Select, from the material below, each line with "Jurkiewicz" in it.

* START Dataset *

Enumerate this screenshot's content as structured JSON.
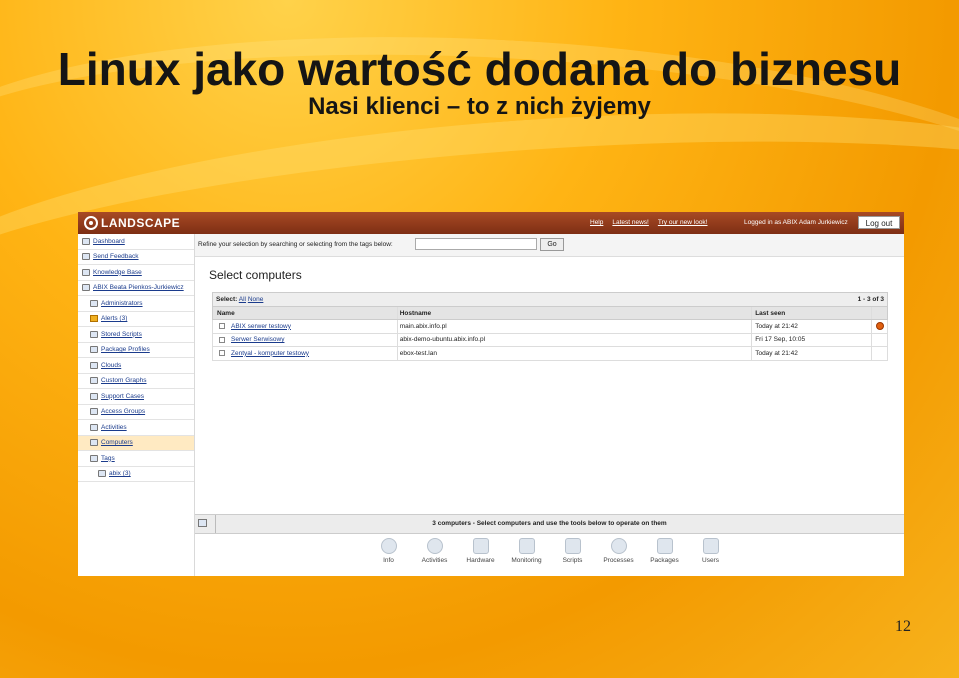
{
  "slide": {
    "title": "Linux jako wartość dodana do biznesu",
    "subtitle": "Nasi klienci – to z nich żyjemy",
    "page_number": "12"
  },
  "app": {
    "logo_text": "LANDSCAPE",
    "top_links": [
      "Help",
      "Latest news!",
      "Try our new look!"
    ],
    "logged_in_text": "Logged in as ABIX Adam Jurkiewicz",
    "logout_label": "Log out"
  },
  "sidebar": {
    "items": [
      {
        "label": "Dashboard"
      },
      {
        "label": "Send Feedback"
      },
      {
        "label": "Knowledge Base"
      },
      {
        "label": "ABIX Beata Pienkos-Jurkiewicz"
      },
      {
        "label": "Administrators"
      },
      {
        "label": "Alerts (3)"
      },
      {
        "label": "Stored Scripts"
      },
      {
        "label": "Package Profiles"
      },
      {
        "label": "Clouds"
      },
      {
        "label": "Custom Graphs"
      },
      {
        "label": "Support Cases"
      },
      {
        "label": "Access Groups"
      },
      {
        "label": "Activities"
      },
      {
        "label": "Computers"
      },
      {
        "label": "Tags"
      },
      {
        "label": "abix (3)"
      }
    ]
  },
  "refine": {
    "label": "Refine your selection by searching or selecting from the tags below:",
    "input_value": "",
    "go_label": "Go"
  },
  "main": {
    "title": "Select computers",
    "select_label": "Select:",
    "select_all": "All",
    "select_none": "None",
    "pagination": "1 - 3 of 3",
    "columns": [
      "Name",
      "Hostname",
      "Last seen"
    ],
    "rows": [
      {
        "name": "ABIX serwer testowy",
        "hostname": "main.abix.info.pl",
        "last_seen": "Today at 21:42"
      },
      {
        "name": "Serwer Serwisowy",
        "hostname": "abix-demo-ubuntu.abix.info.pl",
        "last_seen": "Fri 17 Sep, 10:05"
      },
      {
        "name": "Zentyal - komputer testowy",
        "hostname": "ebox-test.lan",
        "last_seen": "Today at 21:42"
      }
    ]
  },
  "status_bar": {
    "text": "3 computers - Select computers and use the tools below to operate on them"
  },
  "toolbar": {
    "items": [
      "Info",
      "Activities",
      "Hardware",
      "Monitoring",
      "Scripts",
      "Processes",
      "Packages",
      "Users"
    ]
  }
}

* END Dataset *
* START Dataset *

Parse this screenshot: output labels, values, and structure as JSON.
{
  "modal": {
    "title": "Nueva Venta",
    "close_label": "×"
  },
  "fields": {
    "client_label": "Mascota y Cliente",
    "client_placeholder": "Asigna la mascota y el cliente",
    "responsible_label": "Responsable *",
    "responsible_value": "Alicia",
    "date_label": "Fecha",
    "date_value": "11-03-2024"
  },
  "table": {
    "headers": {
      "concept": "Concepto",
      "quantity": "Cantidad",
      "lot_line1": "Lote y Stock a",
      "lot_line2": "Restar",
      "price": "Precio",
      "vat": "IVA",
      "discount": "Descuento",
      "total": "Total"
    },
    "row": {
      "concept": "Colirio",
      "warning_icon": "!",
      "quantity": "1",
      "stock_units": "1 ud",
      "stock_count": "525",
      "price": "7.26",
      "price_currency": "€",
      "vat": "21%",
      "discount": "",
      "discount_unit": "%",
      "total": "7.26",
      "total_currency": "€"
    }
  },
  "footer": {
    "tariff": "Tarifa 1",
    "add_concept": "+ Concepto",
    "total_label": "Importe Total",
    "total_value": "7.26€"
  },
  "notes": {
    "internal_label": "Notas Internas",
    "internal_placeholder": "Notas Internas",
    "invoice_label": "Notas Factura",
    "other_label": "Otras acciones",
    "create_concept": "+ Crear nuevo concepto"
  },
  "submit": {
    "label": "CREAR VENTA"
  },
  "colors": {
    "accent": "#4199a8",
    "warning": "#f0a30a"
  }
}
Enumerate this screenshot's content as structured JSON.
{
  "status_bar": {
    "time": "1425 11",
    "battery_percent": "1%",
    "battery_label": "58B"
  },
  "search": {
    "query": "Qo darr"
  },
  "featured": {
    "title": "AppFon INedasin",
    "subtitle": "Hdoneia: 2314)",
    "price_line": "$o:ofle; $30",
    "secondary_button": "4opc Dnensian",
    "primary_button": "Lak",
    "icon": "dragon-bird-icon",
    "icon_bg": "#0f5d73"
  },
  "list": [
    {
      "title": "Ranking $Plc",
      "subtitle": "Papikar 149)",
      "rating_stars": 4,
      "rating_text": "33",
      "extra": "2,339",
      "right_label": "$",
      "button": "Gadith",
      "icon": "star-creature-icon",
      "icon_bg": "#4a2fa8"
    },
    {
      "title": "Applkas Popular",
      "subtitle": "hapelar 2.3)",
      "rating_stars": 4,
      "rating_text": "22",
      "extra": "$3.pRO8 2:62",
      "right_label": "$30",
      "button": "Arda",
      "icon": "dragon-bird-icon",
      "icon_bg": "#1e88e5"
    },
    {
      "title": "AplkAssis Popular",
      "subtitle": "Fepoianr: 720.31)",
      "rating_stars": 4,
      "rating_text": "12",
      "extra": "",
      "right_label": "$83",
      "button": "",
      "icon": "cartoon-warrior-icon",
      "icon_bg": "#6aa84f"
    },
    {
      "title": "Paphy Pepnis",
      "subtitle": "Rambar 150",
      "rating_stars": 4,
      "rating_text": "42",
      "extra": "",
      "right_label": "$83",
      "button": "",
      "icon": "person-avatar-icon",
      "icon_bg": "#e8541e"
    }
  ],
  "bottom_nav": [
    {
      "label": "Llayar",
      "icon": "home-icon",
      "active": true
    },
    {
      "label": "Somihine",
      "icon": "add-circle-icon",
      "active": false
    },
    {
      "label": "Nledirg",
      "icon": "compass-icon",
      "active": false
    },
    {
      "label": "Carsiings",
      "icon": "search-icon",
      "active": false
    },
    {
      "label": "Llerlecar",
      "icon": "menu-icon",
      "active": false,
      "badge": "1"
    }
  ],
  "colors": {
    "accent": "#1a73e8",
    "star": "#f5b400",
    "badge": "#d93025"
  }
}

* END Dataset *
* START Dataset *

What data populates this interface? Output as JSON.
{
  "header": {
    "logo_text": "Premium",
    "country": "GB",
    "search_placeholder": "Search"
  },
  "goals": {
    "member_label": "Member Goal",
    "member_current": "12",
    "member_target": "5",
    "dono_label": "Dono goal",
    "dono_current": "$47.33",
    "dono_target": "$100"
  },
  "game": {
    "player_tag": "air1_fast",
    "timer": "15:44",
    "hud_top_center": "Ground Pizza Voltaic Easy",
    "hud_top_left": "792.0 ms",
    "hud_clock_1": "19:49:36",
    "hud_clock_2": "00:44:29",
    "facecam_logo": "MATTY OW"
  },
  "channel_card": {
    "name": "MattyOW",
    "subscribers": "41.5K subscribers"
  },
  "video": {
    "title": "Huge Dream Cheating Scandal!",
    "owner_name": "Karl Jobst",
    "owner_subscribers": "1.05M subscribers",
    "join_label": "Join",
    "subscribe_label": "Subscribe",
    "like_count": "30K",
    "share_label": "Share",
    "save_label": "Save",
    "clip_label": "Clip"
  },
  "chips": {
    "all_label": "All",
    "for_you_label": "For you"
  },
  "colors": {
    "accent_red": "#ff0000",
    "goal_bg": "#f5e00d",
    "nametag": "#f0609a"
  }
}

* END Dataset *

▸ Output of the exercise:
    "logged_in_text": "Logged in as ABIX Adam Jurkiewicz",
        "label": "ABIX Beata Pienkos-Jurkiewicz"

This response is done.